## Task inputs
******
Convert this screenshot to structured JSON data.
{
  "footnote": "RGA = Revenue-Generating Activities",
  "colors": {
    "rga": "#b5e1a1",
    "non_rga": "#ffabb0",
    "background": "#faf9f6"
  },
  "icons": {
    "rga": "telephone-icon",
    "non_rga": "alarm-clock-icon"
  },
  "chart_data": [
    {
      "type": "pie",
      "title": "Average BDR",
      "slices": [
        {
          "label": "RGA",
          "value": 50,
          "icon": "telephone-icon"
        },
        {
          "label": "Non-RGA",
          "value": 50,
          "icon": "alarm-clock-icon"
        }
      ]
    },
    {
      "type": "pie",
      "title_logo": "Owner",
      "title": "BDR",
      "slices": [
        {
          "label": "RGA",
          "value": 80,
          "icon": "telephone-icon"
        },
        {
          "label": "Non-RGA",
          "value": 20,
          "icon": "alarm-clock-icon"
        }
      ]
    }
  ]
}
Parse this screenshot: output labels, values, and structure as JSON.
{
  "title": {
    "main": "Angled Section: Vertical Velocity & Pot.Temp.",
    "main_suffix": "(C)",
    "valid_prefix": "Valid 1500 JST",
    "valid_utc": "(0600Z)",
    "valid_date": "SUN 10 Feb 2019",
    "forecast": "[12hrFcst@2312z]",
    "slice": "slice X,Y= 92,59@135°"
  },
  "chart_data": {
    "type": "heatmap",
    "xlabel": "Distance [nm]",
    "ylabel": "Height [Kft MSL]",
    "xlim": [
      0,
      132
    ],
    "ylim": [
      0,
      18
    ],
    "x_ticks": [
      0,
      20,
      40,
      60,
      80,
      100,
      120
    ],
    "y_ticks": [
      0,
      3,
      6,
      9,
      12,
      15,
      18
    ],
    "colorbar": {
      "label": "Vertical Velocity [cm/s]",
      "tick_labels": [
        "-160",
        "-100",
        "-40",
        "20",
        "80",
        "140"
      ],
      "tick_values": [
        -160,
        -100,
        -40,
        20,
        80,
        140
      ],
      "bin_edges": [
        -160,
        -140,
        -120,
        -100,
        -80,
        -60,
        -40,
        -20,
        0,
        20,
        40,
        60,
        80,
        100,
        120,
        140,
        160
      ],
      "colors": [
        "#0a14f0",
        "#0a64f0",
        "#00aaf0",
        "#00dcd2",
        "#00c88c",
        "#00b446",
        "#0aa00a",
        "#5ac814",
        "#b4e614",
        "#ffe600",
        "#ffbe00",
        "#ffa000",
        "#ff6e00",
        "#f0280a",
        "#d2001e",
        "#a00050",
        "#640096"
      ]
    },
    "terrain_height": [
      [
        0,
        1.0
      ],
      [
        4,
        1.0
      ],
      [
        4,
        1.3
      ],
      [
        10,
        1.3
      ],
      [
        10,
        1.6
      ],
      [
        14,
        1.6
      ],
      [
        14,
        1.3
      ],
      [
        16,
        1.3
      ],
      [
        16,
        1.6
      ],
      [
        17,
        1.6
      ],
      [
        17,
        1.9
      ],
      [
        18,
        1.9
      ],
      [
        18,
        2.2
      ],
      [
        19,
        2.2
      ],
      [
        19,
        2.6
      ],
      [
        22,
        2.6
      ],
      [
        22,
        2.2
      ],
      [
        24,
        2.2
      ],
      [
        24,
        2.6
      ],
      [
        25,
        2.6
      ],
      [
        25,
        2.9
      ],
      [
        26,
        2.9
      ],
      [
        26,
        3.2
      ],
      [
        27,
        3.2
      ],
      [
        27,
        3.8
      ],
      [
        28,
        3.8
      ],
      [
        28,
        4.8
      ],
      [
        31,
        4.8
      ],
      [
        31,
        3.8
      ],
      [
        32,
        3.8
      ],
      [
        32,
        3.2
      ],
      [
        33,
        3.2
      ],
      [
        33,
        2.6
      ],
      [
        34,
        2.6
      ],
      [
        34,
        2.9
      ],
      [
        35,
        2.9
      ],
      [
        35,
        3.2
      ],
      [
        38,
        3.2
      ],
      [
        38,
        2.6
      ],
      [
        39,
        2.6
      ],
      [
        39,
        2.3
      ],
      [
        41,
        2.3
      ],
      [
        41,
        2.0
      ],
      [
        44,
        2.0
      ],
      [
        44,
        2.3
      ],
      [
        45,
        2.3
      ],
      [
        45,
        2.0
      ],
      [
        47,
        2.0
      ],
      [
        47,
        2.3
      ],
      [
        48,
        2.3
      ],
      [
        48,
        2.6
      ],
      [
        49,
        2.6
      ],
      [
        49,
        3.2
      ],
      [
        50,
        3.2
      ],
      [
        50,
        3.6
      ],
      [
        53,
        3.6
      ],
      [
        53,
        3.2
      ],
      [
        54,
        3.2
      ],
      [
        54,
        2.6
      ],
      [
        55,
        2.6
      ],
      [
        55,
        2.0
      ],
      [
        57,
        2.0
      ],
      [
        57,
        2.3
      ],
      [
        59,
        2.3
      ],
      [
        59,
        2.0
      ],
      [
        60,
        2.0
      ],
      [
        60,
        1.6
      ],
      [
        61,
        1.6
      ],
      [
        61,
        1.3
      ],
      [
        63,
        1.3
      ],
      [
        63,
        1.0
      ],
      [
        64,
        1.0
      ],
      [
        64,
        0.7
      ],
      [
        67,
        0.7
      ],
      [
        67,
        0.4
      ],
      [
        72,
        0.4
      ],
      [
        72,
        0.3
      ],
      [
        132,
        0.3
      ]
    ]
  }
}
******
## Requirements
From the records above, extract every entry verbatim.

## Answer for this exercise
Convert this screenshot to structured JSON data.
{
  "footnote": "RGA = Revenue-Generating Activities",
  "colors": {
    "rga": "#b5e1a1",
    "non_rga": "#ffabb0",
    "background": "#faf9f6"
  },
  "icons": {
    "rga": "telephone-icon",
    "non_rga": "alarm-clock-icon"
  },
  "chart_data": [
    {
      "type": "pie",
      "title": "Average BDR",
      "slices": [
        {
          "label": "RGA",
          "value": 50,
          "icon": "telephone-icon"
        },
        {
          "label": "Non-RGA",
          "value": 50,
          "icon": "alarm-clock-icon"
        }
      ]
    },
    {
      "type": "pie",
      "title_logo": "Owner",
      "title": "BDR",
      "slices": [
        {
          "label": "RGA",
          "value": 80,
          "icon": "telephone-icon"
        },
        {
          "label": "Non-RGA",
          "value": 20,
          "icon": "alarm-clock-icon"
        }
      ]
    }
  ]
}
Parse this screenshot: output labels, values, and structure as JSON.
{
  "title": {
    "main": "Angled Section: Vertical Velocity & Pot.Temp.",
    "main_suffix": "(C)",
    "valid_prefix": "Valid 1500 JST",
    "valid_utc": "(0600Z)",
    "valid_date": "SUN 10 Feb 2019",
    "forecast": "[12hrFcst@2312z]",
    "slice": "slice X,Y= 92,59@135°"
  },
  "chart_data": {
    "type": "heatmap",
    "xlabel": "Distance [nm]",
    "ylabel": "Height [Kft MSL]",
    "xlim": [
      0,
      132
    ],
    "ylim": [
      0,
      18
    ],
    "x_ticks": [
      0,
      20,
      40,
      60,
      80,
      100,
      120
    ],
    "y_ticks": [
      0,
      3,
      6,
      9,
      12,
      15,
      18
    ],
    "colorbar": {
      "label": "Vertical Velocity [cm/s]",
      "tick_labels": [
        "-160",
        "-100",
        "-40",
        "20",
        "80",
        "140"
      ],
      "tick_values": [
        -160,
        -100,
        -40,
        20,
        80,
        140
      ],
      "bin_edges": [
        -160,
        -140,
        -120,
        -100,
        -80,
        -60,
        -40,
        -20,
        0,
        20,
        40,
        60,
        80,
        100,
        120,
        140,
        160
      ],
      "colors": [
        "#0a14f0",
        "#0a64f0",
        "#00aaf0",
        "#00dcd2",
        "#00c88c",
        "#00b446",
        "#0aa00a",
        "#5ac814",
        "#b4e614",
        "#ffe600",
        "#ffbe00",
        "#ffa000",
        "#ff6e00",
        "#f0280a",
        "#d2001e",
        "#a00050",
        "#640096"
      ]
    },
    "terrain_height": [
      [
        0,
        1.0
      ],
      [
        4,
        1.0
      ],
      [
        4,
        1.3
      ],
      [
        10,
        1.3
      ],
      [
        10,
        1.6
      ],
      [
        14,
        1.6
      ],
      [
        14,
        1.3
      ],
      [
        16,
        1.3
      ],
      [
        16,
        1.6
      ],
      [
        17,
        1.6
      ],
      [
        17,
        1.9
      ],
      [
        18,
        1.9
      ],
      [
        18,
        2.2
      ],
      [
        19,
        2.2
      ],
      [
        19,
        2.6
      ],
      [
        22,
        2.6
      ],
      [
        22,
        2.2
      ],
      [
        24,
        2.2
      ],
      [
        24,
        2.6
      ],
      [
        25,
        2.6
      ],
      [
        25,
        2.9
      ],
      [
        26,
        2.9
      ],
      [
        26,
        3.2
      ],
      [
        27,
        3.2
      ],
      [
        27,
        3.8
      ],
      [
        28,
        3.8
      ],
      [
        28,
        4.8
      ],
      [
        31,
        4.8
      ],
      [
        31,
        3.8
      ],
      [
        32,
        3.8
      ],
      [
        32,
        3.2
      ],
      [
        33,
        3.2
      ],
      [
        33,
        2.6
      ],
      [
        34,
        2.6
      ],
      [
        34,
        2.9
      ],
      [
        35,
        2.9
      ],
      [
        35,
        3.2
      ],
      [
        38,
        3.2
      ],
      [
        38,
        2.6
      ],
      [
        39,
        2.6
      ],
      [
        39,
        2.3
      ],
      [
        41,
        2.3
      ],
      [
        41,
        2.0
      ],
      [
        44,
        2.0
      ],
      [
        44,
        2.3
      ],
      [
        45,
        2.3
      ],
      [
        45,
        2.0
      ],
      [
        47,
        2.0
      ],
      [
        47,
        2.3
      ],
      [
        48,
        2.3
      ],
      [
        48,
        2.6
      ],
      [
        49,
        2.6
      ],
      [
        49,
        3.2
      ],
      [
        50,
        3.2
      ],
      [
        50,
        3.6
      ],
      [
        53,
        3.6
      ],
      [
        53,
        3.2
      ],
      [
        54,
        3.2
      ],
      [
        54,
        2.6
      ],
      [
        55,
        2.6
      ],
      [
        55,
        2.0
      ],
      [
        57,
        2.0
      ],
      [
        57,
        2.3
      ],
      [
        59,
        2.3
      ],
      [
        59,
        2.0
      ],
      [
        60,
        2.0
      ],
      [
        60,
        1.6
      ],
      [
        61,
        1.6
      ],
      [
        61,
        1.3
      ],
      [
        63,
        1.3
      ],
      [
        63,
        1.0
      ],
      [
        64,
        1.0
      ],
      [
        64,
        0.7
      ],
      [
        67,
        0.7
      ],
      [
        67,
        0.4
      ],
      [
        72,
        0.4
      ],
      [
        72,
        0.3
      ],
      [
        132,
        0.3
      ]
    ]
  }
}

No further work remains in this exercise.